Set task: In the listing below, count each line containing "scatter" and answer with the count only.

-- Dataset records start --

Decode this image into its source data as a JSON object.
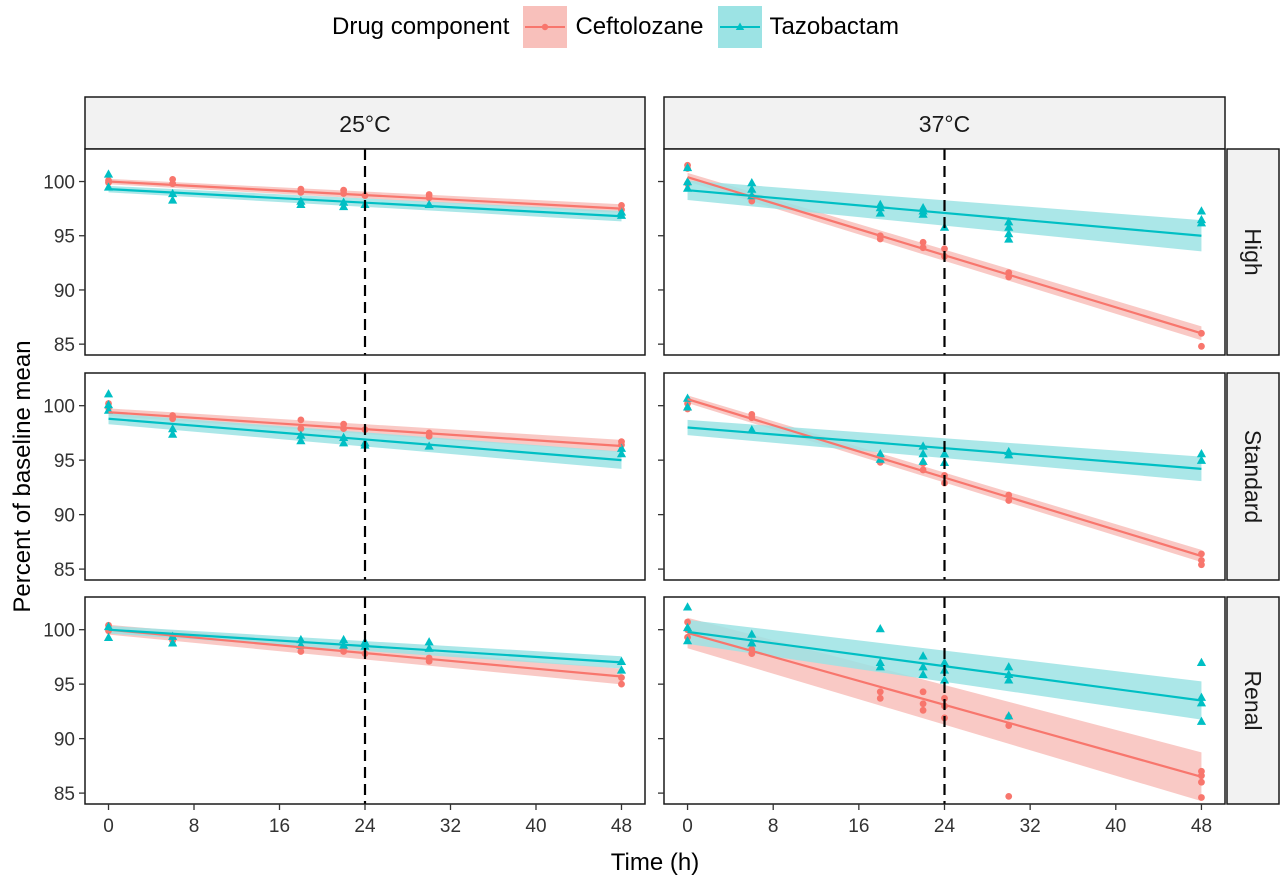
{
  "legend": {
    "title": "Drug component",
    "items": [
      {
        "label": "Ceftolozane",
        "color": "#F8766D",
        "fill": "#F8C0BB",
        "shape": "circle"
      },
      {
        "label": "Tazobactam",
        "color": "#00BFC4",
        "fill": "#9CE3E4",
        "shape": "triangle"
      }
    ]
  },
  "chart_data": {
    "type": "scatter",
    "subtype": "faceted scatter with linear regression fits and confidence bands",
    "xlabel": "Time (h)",
    "ylabel": "Percent of baseline mean",
    "x_ticks": [
      0,
      8,
      16,
      24,
      32,
      40,
      48
    ],
    "y_ticks": [
      85,
      90,
      95,
      100
    ],
    "ylim": [
      84,
      103
    ],
    "xlim": [
      -2.2,
      50.2
    ],
    "vline_x": 24,
    "col_strips": [
      "25°C",
      "37°C"
    ],
    "row_strips": [
      "High",
      "Standard",
      "Renal"
    ],
    "panels": [
      {
        "row": "High",
        "col": "25°C",
        "fits": {
          "Ceftolozane": [
            100.0,
            97.5
          ],
          "Tazobactam": [
            99.3,
            96.8
          ]
        },
        "band": {
          "Ceftolozane": 0.25,
          "Tazobactam": 0.3
        },
        "points": {
          "Ceftolozane": [
            [
              0,
              100.1
            ],
            [
              0,
              99.9
            ],
            [
              6,
              100.2
            ],
            [
              6,
              99.8
            ],
            [
              18,
              99.3
            ],
            [
              18,
              99.0
            ],
            [
              22,
              99.2
            ],
            [
              22,
              98.9
            ],
            [
              24,
              98.7
            ],
            [
              30,
              98.8
            ],
            [
              30,
              98.5
            ],
            [
              48,
              97.8
            ],
            [
              48,
              97.4
            ]
          ],
          "Tazobactam": [
            [
              0,
              100.7
            ],
            [
              0,
              99.5
            ],
            [
              6,
              98.9
            ],
            [
              6,
              98.3
            ],
            [
              18,
              98.2
            ],
            [
              18,
              97.9
            ],
            [
              22,
              98.1
            ],
            [
              22,
              97.7
            ],
            [
              24,
              97.9
            ],
            [
              30,
              97.9
            ],
            [
              48,
              97.2
            ],
            [
              48,
              96.9
            ]
          ]
        }
      },
      {
        "row": "High",
        "col": "37°C",
        "fits": {
          "Ceftolozane": [
            100.4,
            86.0
          ],
          "Tazobactam": [
            99.2,
            95.0
          ]
        },
        "band": {
          "Ceftolozane": 0.4,
          "Tazobactam": 0.9
        },
        "points": {
          "Ceftolozane": [
            [
              0,
              101.5
            ],
            [
              0,
              101.2
            ],
            [
              0,
              99.8
            ],
            [
              6,
              98.6
            ],
            [
              6,
              98.2
            ],
            [
              18,
              95.0
            ],
            [
              18,
              94.7
            ],
            [
              22,
              94.4
            ],
            [
              22,
              93.9
            ],
            [
              24,
              93.8
            ],
            [
              24,
              93.1
            ],
            [
              30,
              91.6
            ],
            [
              30,
              91.2
            ],
            [
              48,
              86.0
            ],
            [
              48,
              84.8
            ]
          ],
          "Tazobactam": [
            [
              0,
              101.3
            ],
            [
              0,
              100.0
            ],
            [
              0,
              99.4
            ],
            [
              6,
              99.9
            ],
            [
              6,
              99.3
            ],
            [
              6,
              98.7
            ],
            [
              18,
              97.9
            ],
            [
              18,
              97.6
            ],
            [
              18,
              97.1
            ],
            [
              22,
              97.6
            ],
            [
              22,
              97.3
            ],
            [
              22,
              97.0
            ],
            [
              24,
              95.8
            ],
            [
              30,
              96.3
            ],
            [
              30,
              95.8
            ],
            [
              30,
              95.2
            ],
            [
              30,
              94.7
            ],
            [
              48,
              97.3
            ],
            [
              48,
              96.5
            ],
            [
              48,
              96.2
            ]
          ]
        }
      },
      {
        "row": "Standard",
        "col": "25°C",
        "fits": {
          "Ceftolozane": [
            99.4,
            96.3
          ],
          "Tazobactam": [
            98.8,
            95.0
          ]
        },
        "band": {
          "Ceftolozane": 0.35,
          "Tazobactam": 0.5
        },
        "points": {
          "Ceftolozane": [
            [
              0,
              100.2
            ],
            [
              0,
              99.8
            ],
            [
              6,
              99.1
            ],
            [
              6,
              98.8
            ],
            [
              18,
              98.7
            ],
            [
              18,
              97.9
            ],
            [
              22,
              98.3
            ],
            [
              22,
              97.9
            ],
            [
              24,
              97.8
            ],
            [
              30,
              97.5
            ],
            [
              30,
              97.2
            ],
            [
              48,
              96.7
            ],
            [
              48,
              96.4
            ]
          ],
          "Tazobactam": [
            [
              0,
              101.1
            ],
            [
              0,
              100.1
            ],
            [
              0,
              99.6
            ],
            [
              6,
              97.9
            ],
            [
              6,
              97.4
            ],
            [
              18,
              97.3
            ],
            [
              18,
              96.8
            ],
            [
              22,
              97.1
            ],
            [
              22,
              96.6
            ],
            [
              24,
              96.6
            ],
            [
              24,
              96.4
            ],
            [
              30,
              96.3
            ],
            [
              48,
              96.1
            ],
            [
              48,
              95.6
            ]
          ]
        }
      },
      {
        "row": "Standard",
        "col": "37°C",
        "fits": {
          "Ceftolozane": [
            100.6,
            86.2
          ],
          "Tazobactam": [
            98.0,
            94.2
          ]
        },
        "band": {
          "Ceftolozane": 0.35,
          "Tazobactam": 0.7
        },
        "points": {
          "Ceftolozane": [
            [
              0,
              100.2
            ],
            [
              0,
              99.7
            ],
            [
              6,
              99.2
            ],
            [
              6,
              98.9
            ],
            [
              18,
              95.4
            ],
            [
              18,
              94.8
            ],
            [
              22,
              94.7
            ],
            [
              22,
              94.1
            ],
            [
              24,
              93.6
            ],
            [
              24,
              92.9
            ],
            [
              30,
              91.8
            ],
            [
              30,
              91.3
            ],
            [
              48,
              86.4
            ],
            [
              48,
              85.8
            ],
            [
              48,
              85.4
            ]
          ],
          "Tazobactam": [
            [
              0,
              100.7
            ],
            [
              0,
              99.9
            ],
            [
              6,
              97.8
            ],
            [
              18,
              95.6
            ],
            [
              18,
              95.1
            ],
            [
              22,
              96.3
            ],
            [
              22,
              95.6
            ],
            [
              22,
              94.9
            ],
            [
              24,
              95.6
            ],
            [
              24,
              94.8
            ],
            [
              30,
              95.8
            ],
            [
              30,
              95.5
            ],
            [
              48,
              95.6
            ],
            [
              48,
              95.0
            ]
          ]
        }
      },
      {
        "row": "Renal",
        "col": "25°C",
        "fits": {
          "Ceftolozane": [
            100.0,
            95.7
          ],
          "Tazobactam": [
            100.0,
            97.0
          ]
        },
        "band": {
          "Ceftolozane": 0.45,
          "Tazobactam": 0.35
        },
        "points": {
          "Ceftolozane": [
            [
              0,
              100.4
            ],
            [
              0,
              99.9
            ],
            [
              6,
              99.4
            ],
            [
              6,
              99.0
            ],
            [
              18,
              98.4
            ],
            [
              18,
              98.0
            ],
            [
              22,
              98.3
            ],
            [
              22,
              98.0
            ],
            [
              24,
              97.8
            ],
            [
              30,
              97.4
            ],
            [
              30,
              97.1
            ],
            [
              48,
              95.6
            ],
            [
              48,
              95.0
            ]
          ],
          "Tazobactam": [
            [
              0,
              100.3
            ],
            [
              0,
              99.3
            ],
            [
              6,
              99.4
            ],
            [
              6,
              98.8
            ],
            [
              18,
              99.1
            ],
            [
              18,
              98.6
            ],
            [
              22,
              99.1
            ],
            [
              22,
              98.6
            ],
            [
              24,
              98.9
            ],
            [
              24,
              98.5
            ],
            [
              30,
              98.9
            ],
            [
              30,
              98.3
            ],
            [
              48,
              97.1
            ],
            [
              48,
              96.3
            ]
          ]
        }
      },
      {
        "row": "Renal",
        "col": "37°C",
        "fits": {
          "Ceftolozane": [
            99.7,
            86.5
          ],
          "Tazobactam": [
            99.8,
            93.5
          ]
        },
        "band": {
          "Ceftolozane": 1.4,
          "Tazobactam": 1.1
        },
        "points": {
          "Ceftolozane": [
            [
              0,
              100.7
            ],
            [
              0,
              100.0
            ],
            [
              0,
              99.3
            ],
            [
              6,
              98.2
            ],
            [
              6,
              97.8
            ],
            [
              18,
              94.3
            ],
            [
              18,
              93.7
            ],
            [
              22,
              94.3
            ],
            [
              22,
              93.2
            ],
            [
              22,
              92.6
            ],
            [
              24,
              93.7
            ],
            [
              24,
              93.0
            ],
            [
              24,
              91.9
            ],
            [
              30,
              92.0
            ],
            [
              30,
              91.2
            ],
            [
              30,
              84.7
            ],
            [
              48,
              87.0
            ],
            [
              48,
              86.6
            ],
            [
              48,
              86.0
            ],
            [
              48,
              84.6
            ]
          ],
          "Tazobactam": [
            [
              0,
              102.1
            ],
            [
              0,
              100.2
            ],
            [
              0,
              99.0
            ],
            [
              6,
              99.6
            ],
            [
              6,
              98.8
            ],
            [
              18,
              100.1
            ],
            [
              18,
              97.0
            ],
            [
              18,
              96.6
            ],
            [
              22,
              97.6
            ],
            [
              22,
              96.6
            ],
            [
              22,
              95.9
            ],
            [
              24,
              97.0
            ],
            [
              24,
              96.3
            ],
            [
              24,
              95.4
            ],
            [
              30,
              96.6
            ],
            [
              30,
              95.9
            ],
            [
              30,
              95.4
            ],
            [
              30,
              92.1
            ],
            [
              48,
              97.0
            ],
            [
              48,
              93.8
            ],
            [
              48,
              93.3
            ],
            [
              48,
              91.6
            ]
          ]
        }
      }
    ]
  }
}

-- Dataset records end --

Solution to this problem: 2